- _TASK DETAILS_:
In the material below, find every line with "this" and pull it out.

───── RECORD LIST

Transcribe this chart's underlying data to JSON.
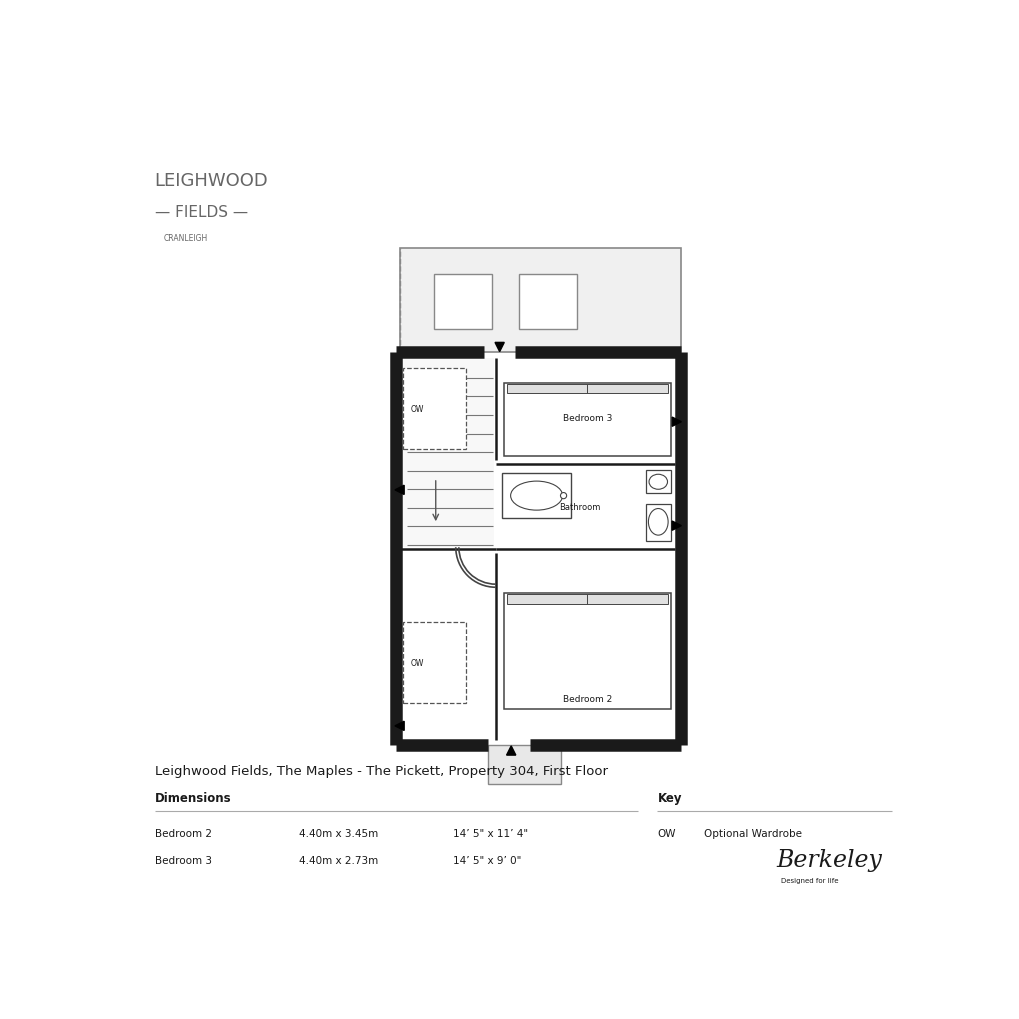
{
  "title": "Leighwood Fields, The Maples - The Pickett, Property 304, First Floor",
  "logo_line1": "LEIGHWOOD",
  "logo_line2": "— FIELDS —",
  "logo_line3": "CRANLEIGH",
  "dimensions_header": "Dimensions",
  "key_header": "Key",
  "rooms": [
    {
      "name": "Bedroom 2",
      "metric": "4.40m x 3.45m",
      "imperial": "14’ 5\" x 11’ 4\""
    },
    {
      "name": "Bedroom 3",
      "metric": "4.40m x 2.73m",
      "imperial": "14’ 5\" x 9’ 0\""
    }
  ],
  "key_entries": [
    {
      "abbr": "OW",
      "desc": "Optional Wardrobe"
    }
  ],
  "bg_color": "#ffffff",
  "wall_color": "#1a1a1a",
  "text_color": "#1a1a1a",
  "logo_color": "#666666",
  "gray_fill": "#f0f0f0",
  "mid_gray": "#888888",
  "inner_line": "#444444"
}
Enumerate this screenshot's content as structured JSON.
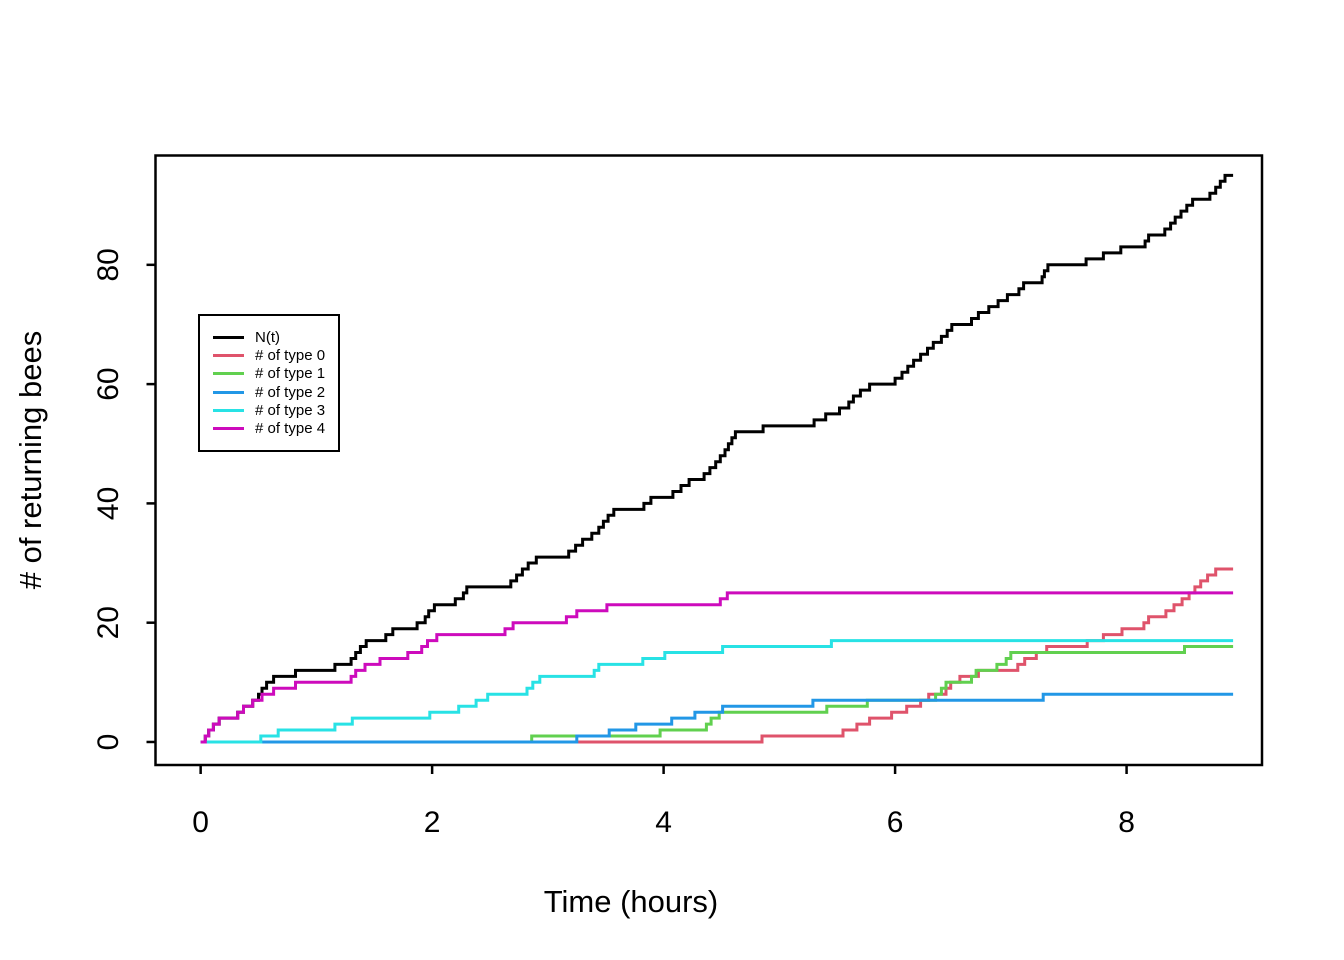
{
  "chart_data": {
    "type": "line",
    "subtype": "step-post",
    "title": "",
    "xlabel": "Time (hours)",
    "ylabel": "# of returning bees",
    "xticks": [
      0,
      2,
      4,
      6,
      8
    ],
    "yticks": [
      0,
      20,
      40,
      60,
      80
    ],
    "xlim": [
      -0.39,
      9.17
    ],
    "ylim": [
      -3.86,
      98.33
    ],
    "grid": false,
    "legend_position": "upper-left",
    "line_start_t": 0,
    "line_end_t": 8.92,
    "series": [
      {
        "name": "N(t)",
        "color": "#000000",
        "start": [
          0,
          0
        ],
        "steps": [
          [
            0.04,
            1
          ],
          [
            0.07,
            2
          ],
          [
            0.11,
            3
          ],
          [
            0.16,
            4
          ],
          [
            0.32,
            5
          ],
          [
            0.37,
            6
          ],
          [
            0.45,
            7
          ],
          [
            0.5,
            8
          ],
          [
            0.53,
            9
          ],
          [
            0.57,
            10
          ],
          [
            0.63,
            11
          ],
          [
            0.82,
            12
          ],
          [
            1.16,
            13
          ],
          [
            1.3,
            14
          ],
          [
            1.34,
            15
          ],
          [
            1.38,
            16
          ],
          [
            1.43,
            17
          ],
          [
            1.6,
            18
          ],
          [
            1.66,
            19
          ],
          [
            1.87,
            20
          ],
          [
            1.94,
            21
          ],
          [
            1.97,
            22
          ],
          [
            2.02,
            23
          ],
          [
            2.2,
            24
          ],
          [
            2.27,
            25
          ],
          [
            2.3,
            26
          ],
          [
            2.68,
            27
          ],
          [
            2.73,
            28
          ],
          [
            2.78,
            29
          ],
          [
            2.83,
            30
          ],
          [
            2.9,
            31
          ],
          [
            3.18,
            32
          ],
          [
            3.24,
            33
          ],
          [
            3.3,
            34
          ],
          [
            3.38,
            35
          ],
          [
            3.44,
            36
          ],
          [
            3.48,
            37
          ],
          [
            3.52,
            38
          ],
          [
            3.57,
            39
          ],
          [
            3.83,
            40
          ],
          [
            3.89,
            41
          ],
          [
            4.08,
            42
          ],
          [
            4.15,
            43
          ],
          [
            4.22,
            44
          ],
          [
            4.35,
            45
          ],
          [
            4.4,
            46
          ],
          [
            4.45,
            47
          ],
          [
            4.49,
            48
          ],
          [
            4.53,
            49
          ],
          [
            4.56,
            50
          ],
          [
            4.59,
            51
          ],
          [
            4.62,
            52
          ],
          [
            4.86,
            53
          ],
          [
            5.3,
            54
          ],
          [
            5.4,
            55
          ],
          [
            5.52,
            56
          ],
          [
            5.6,
            57
          ],
          [
            5.64,
            58
          ],
          [
            5.7,
            59
          ],
          [
            5.78,
            60
          ],
          [
            6.0,
            61
          ],
          [
            6.06,
            62
          ],
          [
            6.11,
            63
          ],
          [
            6.16,
            64
          ],
          [
            6.22,
            65
          ],
          [
            6.28,
            66
          ],
          [
            6.33,
            67
          ],
          [
            6.4,
            68
          ],
          [
            6.45,
            69
          ],
          [
            6.49,
            70
          ],
          [
            6.66,
            71
          ],
          [
            6.72,
            72
          ],
          [
            6.81,
            73
          ],
          [
            6.89,
            74
          ],
          [
            6.97,
            75
          ],
          [
            7.07,
            76
          ],
          [
            7.11,
            77
          ],
          [
            7.27,
            78
          ],
          [
            7.29,
            79
          ],
          [
            7.32,
            80
          ],
          [
            7.65,
            81
          ],
          [
            7.8,
            82
          ],
          [
            7.95,
            83
          ],
          [
            8.16,
            84
          ],
          [
            8.19,
            85
          ],
          [
            8.33,
            86
          ],
          [
            8.38,
            87
          ],
          [
            8.42,
            88
          ],
          [
            8.47,
            89
          ],
          [
            8.52,
            90
          ],
          [
            8.57,
            91
          ],
          [
            8.72,
            92
          ],
          [
            8.77,
            93
          ],
          [
            8.81,
            94
          ],
          [
            8.85,
            95
          ]
        ]
      },
      {
        "name": "# of type 0",
        "color": "#DF536B",
        "start": [
          0,
          0
        ],
        "steps": [
          [
            4.85,
            1
          ],
          [
            5.55,
            2
          ],
          [
            5.67,
            3
          ],
          [
            5.78,
            4
          ],
          [
            5.97,
            5
          ],
          [
            6.1,
            6
          ],
          [
            6.22,
            7
          ],
          [
            6.29,
            8
          ],
          [
            6.44,
            9
          ],
          [
            6.48,
            10
          ],
          [
            6.56,
            11
          ],
          [
            6.72,
            12
          ],
          [
            7.06,
            13
          ],
          [
            7.12,
            14
          ],
          [
            7.22,
            15
          ],
          [
            7.31,
            16
          ],
          [
            7.66,
            17
          ],
          [
            7.8,
            18
          ],
          [
            7.96,
            19
          ],
          [
            8.15,
            20
          ],
          [
            8.19,
            21
          ],
          [
            8.34,
            22
          ],
          [
            8.41,
            23
          ],
          [
            8.48,
            24
          ],
          [
            8.54,
            25
          ],
          [
            8.59,
            26
          ],
          [
            8.64,
            27
          ],
          [
            8.7,
            28
          ],
          [
            8.77,
            29
          ]
        ]
      },
      {
        "name": "# of type 1",
        "color": "#61D04F",
        "start": [
          0,
          0
        ],
        "steps": [
          [
            2.86,
            1
          ],
          [
            3.97,
            2
          ],
          [
            4.37,
            3
          ],
          [
            4.41,
            4
          ],
          [
            4.48,
            5
          ],
          [
            5.41,
            6
          ],
          [
            5.76,
            7
          ],
          [
            6.35,
            8
          ],
          [
            6.4,
            9
          ],
          [
            6.44,
            10
          ],
          [
            6.66,
            11
          ],
          [
            6.7,
            12
          ],
          [
            6.88,
            13
          ],
          [
            6.96,
            14
          ],
          [
            7.0,
            15
          ],
          [
            8.5,
            16
          ]
        ]
      },
      {
        "name": "# of type 2",
        "color": "#2297E6",
        "start": [
          0,
          0
        ],
        "steps": [
          [
            3.25,
            1
          ],
          [
            3.53,
            2
          ],
          [
            3.76,
            3
          ],
          [
            4.07,
            4
          ],
          [
            4.27,
            5
          ],
          [
            4.51,
            6
          ],
          [
            5.29,
            7
          ],
          [
            7.28,
            8
          ]
        ]
      },
      {
        "name": "# of type 3",
        "color": "#28E2E5",
        "start": [
          0,
          0
        ],
        "steps": [
          [
            0.52,
            1
          ],
          [
            0.67,
            2
          ],
          [
            1.16,
            3
          ],
          [
            1.31,
            4
          ],
          [
            1.98,
            5
          ],
          [
            2.23,
            6
          ],
          [
            2.38,
            7
          ],
          [
            2.48,
            8
          ],
          [
            2.82,
            9
          ],
          [
            2.87,
            10
          ],
          [
            2.93,
            11
          ],
          [
            3.4,
            12
          ],
          [
            3.44,
            13
          ],
          [
            3.82,
            14
          ],
          [
            4.01,
            15
          ],
          [
            4.51,
            16
          ],
          [
            5.45,
            17
          ]
        ]
      },
      {
        "name": "# of type 4",
        "color": "#CD0BBC",
        "start": [
          0,
          0
        ],
        "steps": [
          [
            0.04,
            1
          ],
          [
            0.07,
            2
          ],
          [
            0.11,
            3
          ],
          [
            0.16,
            4
          ],
          [
            0.32,
            5
          ],
          [
            0.37,
            6
          ],
          [
            0.45,
            7
          ],
          [
            0.53,
            8
          ],
          [
            0.63,
            9
          ],
          [
            0.82,
            10
          ],
          [
            1.3,
            11
          ],
          [
            1.34,
            12
          ],
          [
            1.42,
            13
          ],
          [
            1.55,
            14
          ],
          [
            1.79,
            15
          ],
          [
            1.91,
            16
          ],
          [
            1.96,
            17
          ],
          [
            2.04,
            18
          ],
          [
            2.63,
            19
          ],
          [
            2.7,
            20
          ],
          [
            3.16,
            21
          ],
          [
            3.25,
            22
          ],
          [
            3.51,
            23
          ],
          [
            4.49,
            24
          ],
          [
            4.55,
            25
          ]
        ]
      }
    ],
    "legend_entries": [
      "N(t)",
      "# of type 0",
      "# of type 1",
      "# of type 2",
      "# of type 3",
      "# of type 4"
    ]
  }
}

──────────

- _RESPONSE TO THE EXERCISE_:
Transcribe this chart's underlying data to JSON.
Enumerate this screenshot's content as structured JSON.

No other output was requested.